■ Input ■
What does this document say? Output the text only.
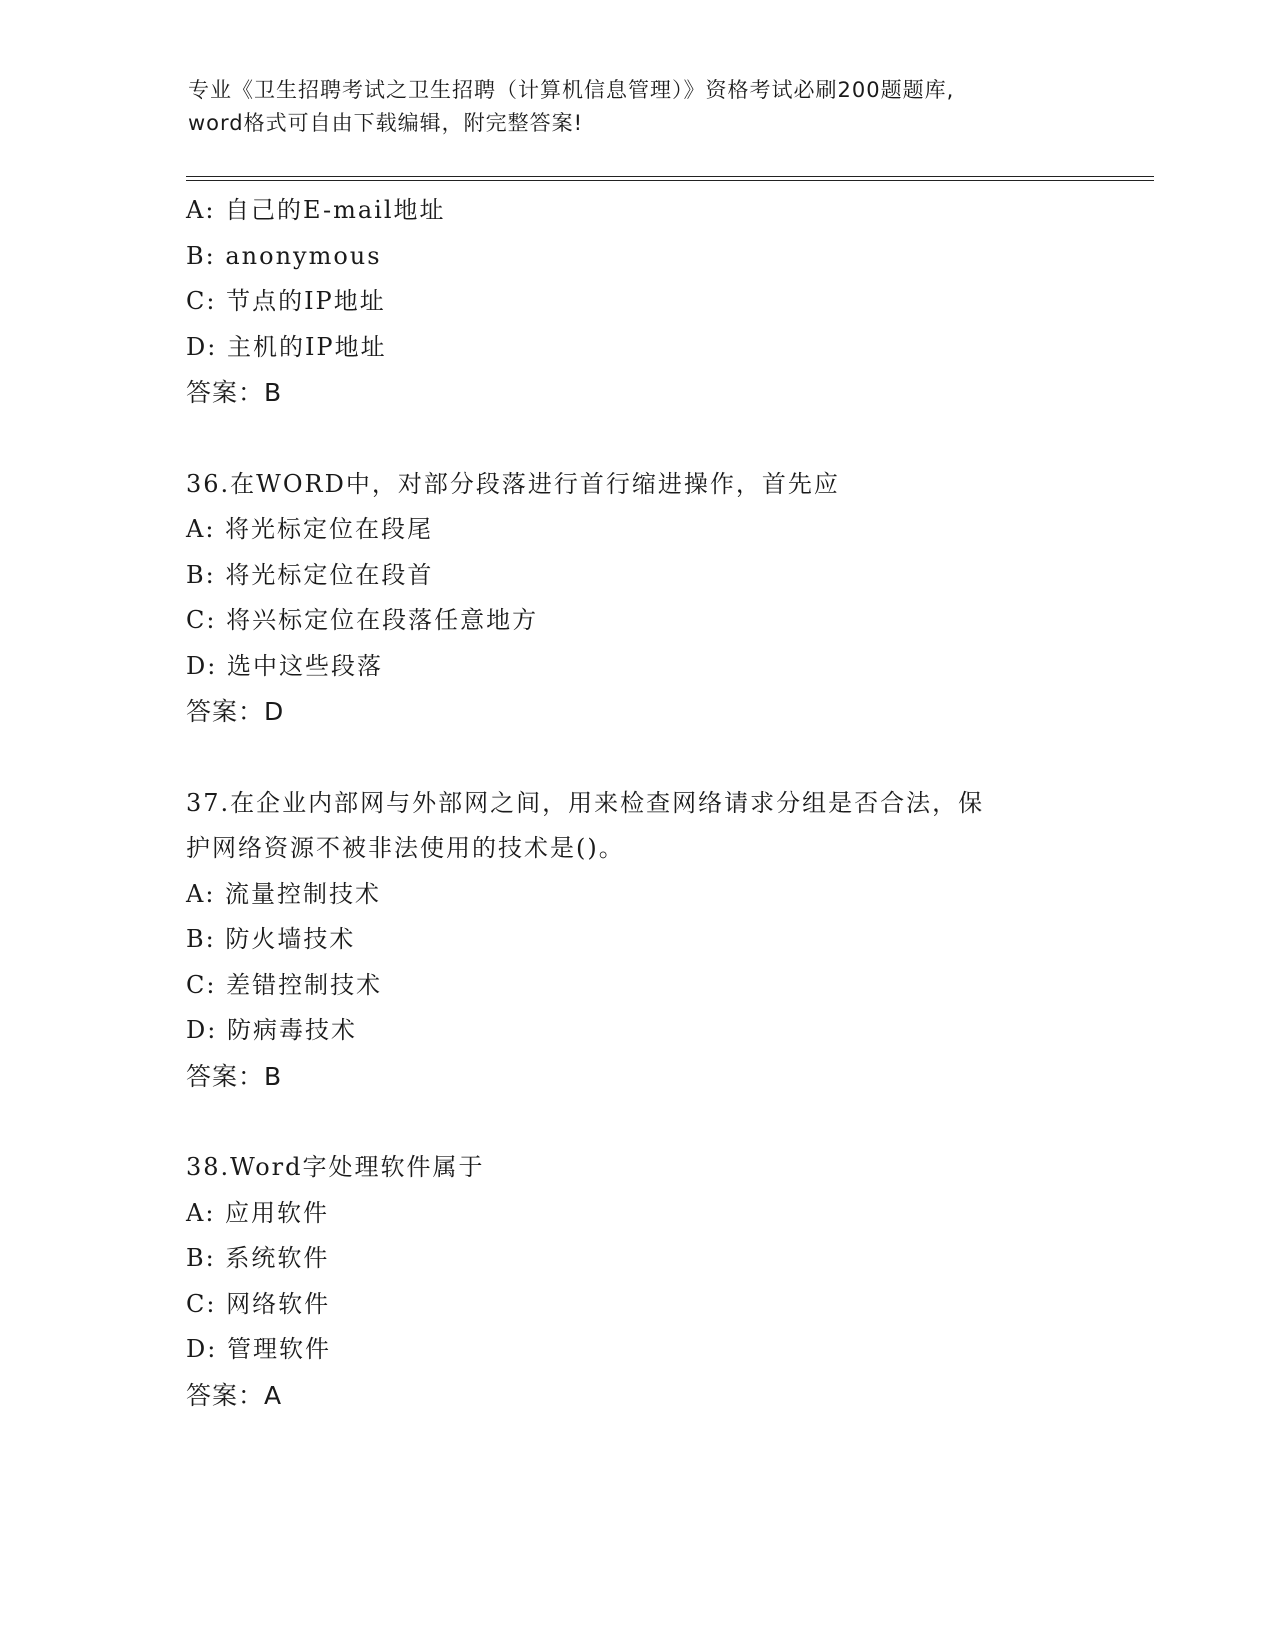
专业《卫生招聘考试之卫生招聘（计算机信息管理）》资格考试必刷200题题库,

word格式可自由下载编辑，附完整答案!

A: 自己的E-mail地址
B: anonymous
C: 节点的IP地址
D: 主机的IP地址
答案：B
36.在WORD中，对部分段落进行首行缩进操作，首先应
A: 将光标定位在段尾
B: 将光标定位在段首
C: 将兴标定位在段落任意地方
D: 选中这些段落
答案：D
37.在企业内部网与外部网之间，用来检查网络请求分组是否合法，保
护网络资源不被非法使用的技术是()。
A: 流量控制技术
B: 防火墙技术
C: 差错控制技术
D: 防病毒技术
答案：B
38.Word字处理软件属于
A: 应用软件
B: 系统软件
C: 网络软件
D: 管理软件
答案：A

■ Your task ■
Output every entry verbatim. Pictures do not belong in the copy.

■ Output ■
What does this document say? Output the text only.
专业《卫生招聘考试之卫生招聘（计算机信息管理）》资格考试必刷200题题库,

word格式可自由下载编辑，附完整答案!

A: 自己的E-mail地址
B: anonymous
C: 节点的IP地址
D: 主机的IP地址
答案：B
36.在WORD中，对部分段落进行首行缩进操作，首先应
A: 将光标定位在段尾
B: 将光标定位在段首
C: 将兴标定位在段落任意地方
D: 选中这些段落
答案：D
37.在企业内部网与外部网之间，用来检查网络请求分组是否合法，保
护网络资源不被非法使用的技术是()。
A: 流量控制技术
B: 防火墙技术
C: 差错控制技术
D: 防病毒技术
答案：B
38.Word字处理软件属于
A: 应用软件
B: 系统软件
C: 网络软件
D: 管理软件
答案：A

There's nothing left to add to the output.